Supplied entries:
* Start *

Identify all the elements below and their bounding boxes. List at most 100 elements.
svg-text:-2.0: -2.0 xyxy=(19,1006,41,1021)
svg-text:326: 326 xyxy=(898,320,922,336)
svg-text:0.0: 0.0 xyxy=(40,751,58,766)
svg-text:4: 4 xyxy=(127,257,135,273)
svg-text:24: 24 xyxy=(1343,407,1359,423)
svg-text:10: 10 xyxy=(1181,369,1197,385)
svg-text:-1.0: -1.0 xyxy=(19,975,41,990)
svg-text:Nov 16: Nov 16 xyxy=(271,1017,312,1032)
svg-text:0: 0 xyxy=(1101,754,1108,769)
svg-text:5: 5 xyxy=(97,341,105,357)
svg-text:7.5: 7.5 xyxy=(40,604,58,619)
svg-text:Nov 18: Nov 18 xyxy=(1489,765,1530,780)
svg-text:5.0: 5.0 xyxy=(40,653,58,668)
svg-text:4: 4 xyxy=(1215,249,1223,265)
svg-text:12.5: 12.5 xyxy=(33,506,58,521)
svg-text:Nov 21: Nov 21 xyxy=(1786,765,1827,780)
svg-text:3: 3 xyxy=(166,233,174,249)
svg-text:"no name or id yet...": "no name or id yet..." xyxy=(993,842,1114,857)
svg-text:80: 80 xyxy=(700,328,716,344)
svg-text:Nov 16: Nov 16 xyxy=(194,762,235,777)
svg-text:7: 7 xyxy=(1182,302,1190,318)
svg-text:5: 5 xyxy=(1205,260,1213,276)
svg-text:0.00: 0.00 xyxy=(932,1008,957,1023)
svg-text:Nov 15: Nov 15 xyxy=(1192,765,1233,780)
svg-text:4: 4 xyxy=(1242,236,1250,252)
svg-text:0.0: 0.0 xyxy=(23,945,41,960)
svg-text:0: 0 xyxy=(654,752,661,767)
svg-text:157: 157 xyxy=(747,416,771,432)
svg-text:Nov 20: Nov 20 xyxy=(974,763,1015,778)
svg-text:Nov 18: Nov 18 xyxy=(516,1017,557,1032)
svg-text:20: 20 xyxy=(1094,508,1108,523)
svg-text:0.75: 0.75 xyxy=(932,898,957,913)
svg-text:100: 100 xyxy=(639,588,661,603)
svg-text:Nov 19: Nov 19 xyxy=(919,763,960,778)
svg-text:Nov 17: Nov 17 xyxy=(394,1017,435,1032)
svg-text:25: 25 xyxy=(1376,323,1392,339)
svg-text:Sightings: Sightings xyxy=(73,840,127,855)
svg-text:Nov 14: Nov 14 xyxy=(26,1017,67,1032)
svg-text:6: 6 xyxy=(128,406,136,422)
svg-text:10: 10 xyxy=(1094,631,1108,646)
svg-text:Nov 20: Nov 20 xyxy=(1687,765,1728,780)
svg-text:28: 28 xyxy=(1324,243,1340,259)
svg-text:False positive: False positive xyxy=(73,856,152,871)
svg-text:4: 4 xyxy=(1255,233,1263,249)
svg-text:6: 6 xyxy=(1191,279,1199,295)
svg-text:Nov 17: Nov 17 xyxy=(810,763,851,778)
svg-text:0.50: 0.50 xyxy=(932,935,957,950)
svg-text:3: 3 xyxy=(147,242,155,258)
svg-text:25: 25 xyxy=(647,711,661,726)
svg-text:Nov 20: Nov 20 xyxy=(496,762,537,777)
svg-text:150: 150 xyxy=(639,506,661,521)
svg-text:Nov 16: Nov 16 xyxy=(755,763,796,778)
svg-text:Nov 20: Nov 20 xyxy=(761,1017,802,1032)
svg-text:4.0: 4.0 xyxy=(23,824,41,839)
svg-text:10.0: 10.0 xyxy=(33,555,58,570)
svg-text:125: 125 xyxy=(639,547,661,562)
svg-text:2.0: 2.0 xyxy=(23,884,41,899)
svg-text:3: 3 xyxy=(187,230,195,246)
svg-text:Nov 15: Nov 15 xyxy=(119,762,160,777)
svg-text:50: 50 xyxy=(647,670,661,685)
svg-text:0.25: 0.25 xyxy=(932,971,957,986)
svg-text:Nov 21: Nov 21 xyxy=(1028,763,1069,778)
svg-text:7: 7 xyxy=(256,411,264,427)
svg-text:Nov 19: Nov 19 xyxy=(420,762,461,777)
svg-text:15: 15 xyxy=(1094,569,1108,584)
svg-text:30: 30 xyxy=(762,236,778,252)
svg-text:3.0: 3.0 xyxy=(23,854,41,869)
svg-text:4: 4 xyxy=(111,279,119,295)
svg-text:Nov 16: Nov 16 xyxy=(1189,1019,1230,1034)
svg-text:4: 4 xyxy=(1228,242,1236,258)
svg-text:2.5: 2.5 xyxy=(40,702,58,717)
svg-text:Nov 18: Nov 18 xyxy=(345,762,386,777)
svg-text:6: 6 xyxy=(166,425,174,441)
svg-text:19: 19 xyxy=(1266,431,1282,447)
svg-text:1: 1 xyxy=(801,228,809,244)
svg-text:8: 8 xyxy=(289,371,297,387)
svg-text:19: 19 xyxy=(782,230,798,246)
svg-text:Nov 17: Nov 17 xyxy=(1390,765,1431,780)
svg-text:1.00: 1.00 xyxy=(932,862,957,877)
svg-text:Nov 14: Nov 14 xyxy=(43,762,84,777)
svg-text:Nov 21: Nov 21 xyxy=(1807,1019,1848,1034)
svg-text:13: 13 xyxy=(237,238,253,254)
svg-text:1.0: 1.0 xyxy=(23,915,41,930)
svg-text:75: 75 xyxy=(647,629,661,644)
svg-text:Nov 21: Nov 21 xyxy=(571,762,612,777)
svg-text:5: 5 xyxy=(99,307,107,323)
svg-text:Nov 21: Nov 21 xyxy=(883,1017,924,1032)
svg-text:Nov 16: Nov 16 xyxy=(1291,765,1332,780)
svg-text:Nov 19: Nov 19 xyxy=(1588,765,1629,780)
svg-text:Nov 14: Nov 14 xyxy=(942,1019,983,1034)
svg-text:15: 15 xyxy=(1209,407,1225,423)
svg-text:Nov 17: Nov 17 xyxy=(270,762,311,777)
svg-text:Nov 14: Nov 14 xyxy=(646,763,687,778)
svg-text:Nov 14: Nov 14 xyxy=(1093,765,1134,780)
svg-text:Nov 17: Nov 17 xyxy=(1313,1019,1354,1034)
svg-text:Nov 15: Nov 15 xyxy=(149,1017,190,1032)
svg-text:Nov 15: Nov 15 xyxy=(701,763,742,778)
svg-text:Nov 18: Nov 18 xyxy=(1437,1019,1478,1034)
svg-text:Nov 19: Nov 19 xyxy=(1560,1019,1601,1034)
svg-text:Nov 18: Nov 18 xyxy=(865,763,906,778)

* End *

The task: Reproduce the material above line for line, without changing a single character.

Answer to the exercise:
Identify all the elements below and their bounding boxes. List at most 100 elements.
svg-text:-2.0: -2.0 xyxy=(19,1006,41,1021)
svg-text:326: 326 xyxy=(898,320,922,336)
svg-text:0.0: 0.0 xyxy=(40,751,58,766)
svg-text:4: 4 xyxy=(127,257,135,273)
svg-text:24: 24 xyxy=(1343,407,1359,423)
svg-text:10: 10 xyxy=(1181,369,1197,385)
svg-text:-1.0: -1.0 xyxy=(19,975,41,990)
svg-text:Nov 16: Nov 16 xyxy=(271,1017,312,1032)
svg-text:0: 0 xyxy=(1101,754,1108,769)
svg-text:5: 5 xyxy=(97,341,105,357)
svg-text:7.5: 7.5 xyxy=(40,604,58,619)
svg-text:Nov 18: Nov 18 xyxy=(1489,765,1530,780)
svg-text:5.0: 5.0 xyxy=(40,653,58,668)
svg-text:4: 4 xyxy=(1215,249,1223,265)
svg-text:12.5: 12.5 xyxy=(33,506,58,521)
svg-text:Nov 21: Nov 21 xyxy=(1786,765,1827,780)
svg-text:3: 3 xyxy=(166,233,174,249)
svg-text:"no name or id yet...": "no name or id yet..." xyxy=(993,842,1114,857)
svg-text:80: 80 xyxy=(700,328,716,344)
svg-text:Nov 16: Nov 16 xyxy=(194,762,235,777)
svg-text:7: 7 xyxy=(1182,302,1190,318)
svg-text:5: 5 xyxy=(1205,260,1213,276)
svg-text:0.00: 0.00 xyxy=(932,1008,957,1023)
svg-text:Nov 15: Nov 15 xyxy=(1192,765,1233,780)
svg-text:4: 4 xyxy=(1242,236,1250,252)
svg-text:0.0: 0.0 xyxy=(23,945,41,960)
svg-text:0: 0 xyxy=(654,752,661,767)
svg-text:157: 157 xyxy=(747,416,771,432)
svg-text:Nov 20: Nov 20 xyxy=(974,763,1015,778)
svg-text:Nov 18: Nov 18 xyxy=(516,1017,557,1032)
svg-text:20: 20 xyxy=(1094,508,1108,523)
svg-text:0.75: 0.75 xyxy=(932,898,957,913)
svg-text:100: 100 xyxy=(639,588,661,603)
svg-text:Nov 19: Nov 19 xyxy=(919,763,960,778)
svg-text:Nov 17: Nov 17 xyxy=(394,1017,435,1032)
svg-text:25: 25 xyxy=(1376,323,1392,339)
svg-text:Sightings: Sightings xyxy=(73,840,127,855)
svg-text:Nov 14: Nov 14 xyxy=(26,1017,67,1032)
svg-text:6: 6 xyxy=(128,406,136,422)
svg-text:10: 10 xyxy=(1094,631,1108,646)
svg-text:Nov 20: Nov 20 xyxy=(1687,765,1728,780)
svg-text:28: 28 xyxy=(1324,243,1340,259)
svg-text:False positive: False positive xyxy=(73,856,152,871)
svg-text:4: 4 xyxy=(1255,233,1263,249)
svg-text:6: 6 xyxy=(1191,279,1199,295)
svg-text:Nov 17: Nov 17 xyxy=(810,763,851,778)
svg-text:0.50: 0.50 xyxy=(932,935,957,950)
svg-text:3: 3 xyxy=(147,242,155,258)
svg-text:25: 25 xyxy=(647,711,661,726)
svg-text:Nov 20: Nov 20 xyxy=(496,762,537,777)
svg-text:150: 150 xyxy=(639,506,661,521)
svg-text:Nov 16: Nov 16 xyxy=(755,763,796,778)
svg-text:Nov 20: Nov 20 xyxy=(761,1017,802,1032)
svg-text:4.0: 4.0 xyxy=(23,824,41,839)
svg-text:10.0: 10.0 xyxy=(33,555,58,570)
svg-text:125: 125 xyxy=(639,547,661,562)
svg-text:2.0: 2.0 xyxy=(23,884,41,899)
svg-text:3: 3 xyxy=(187,230,195,246)
svg-text:Nov 15: Nov 15 xyxy=(119,762,160,777)
svg-text:50: 50 xyxy=(647,670,661,685)
svg-text:0.25: 0.25 xyxy=(932,971,957,986)
svg-text:Nov 21: Nov 21 xyxy=(1028,763,1069,778)
svg-text:7: 7 xyxy=(256,411,264,427)
svg-text:Nov 19: Nov 19 xyxy=(420,762,461,777)
svg-text:15: 15 xyxy=(1094,569,1108,584)
svg-text:30: 30 xyxy=(762,236,778,252)
svg-text:3.0: 3.0 xyxy=(23,854,41,869)
svg-text:4: 4 xyxy=(111,279,119,295)
svg-text:Nov 16: Nov 16 xyxy=(1189,1019,1230,1034)
svg-text:4: 4 xyxy=(1228,242,1236,258)
svg-text:2.5: 2.5 xyxy=(40,702,58,717)
svg-text:Nov 18: Nov 18 xyxy=(345,762,386,777)
svg-text:6: 6 xyxy=(166,425,174,441)
svg-text:19: 19 xyxy=(1266,431,1282,447)
svg-text:1: 1 xyxy=(801,228,809,244)
svg-text:8: 8 xyxy=(289,371,297,387)
svg-text:19: 19 xyxy=(782,230,798,246)
svg-text:Nov 17: Nov 17 xyxy=(1390,765,1431,780)
svg-text:1.00: 1.00 xyxy=(932,862,957,877)
svg-text:Nov 14: Nov 14 xyxy=(43,762,84,777)
svg-text:Nov 21: Nov 21 xyxy=(1807,1019,1848,1034)
svg-text:13: 13 xyxy=(237,238,253,254)
svg-text:1.0: 1.0 xyxy=(23,915,41,930)
svg-text:75: 75 xyxy=(647,629,661,644)
svg-text:Nov 21: Nov 21 xyxy=(571,762,612,777)
svg-text:5: 5 xyxy=(99,307,107,323)
svg-text:Nov 21: Nov 21 xyxy=(883,1017,924,1032)
svg-text:Nov 16: Nov 16 xyxy=(1291,765,1332,780)
svg-text:Nov 19: Nov 19 xyxy=(1588,765,1629,780)
svg-text:Nov 14: Nov 14 xyxy=(942,1019,983,1034)
svg-text:15: 15 xyxy=(1209,407,1225,423)
svg-text:Nov 17: Nov 17 xyxy=(270,762,311,777)
svg-text:Nov 14: Nov 14 xyxy=(646,763,687,778)
svg-text:Nov 14: Nov 14 xyxy=(1093,765,1134,780)
svg-text:Nov 17: Nov 17 xyxy=(1313,1019,1354,1034)
svg-text:Nov 15: Nov 15 xyxy=(149,1017,190,1032)
svg-text:Nov 15: Nov 15 xyxy=(701,763,742,778)
svg-text:Nov 18: Nov 18 xyxy=(1437,1019,1478,1034)
svg-text:Nov 19: Nov 19 xyxy=(1560,1019,1601,1034)
svg-text:Nov 18: Nov 18 xyxy=(865,763,906,778)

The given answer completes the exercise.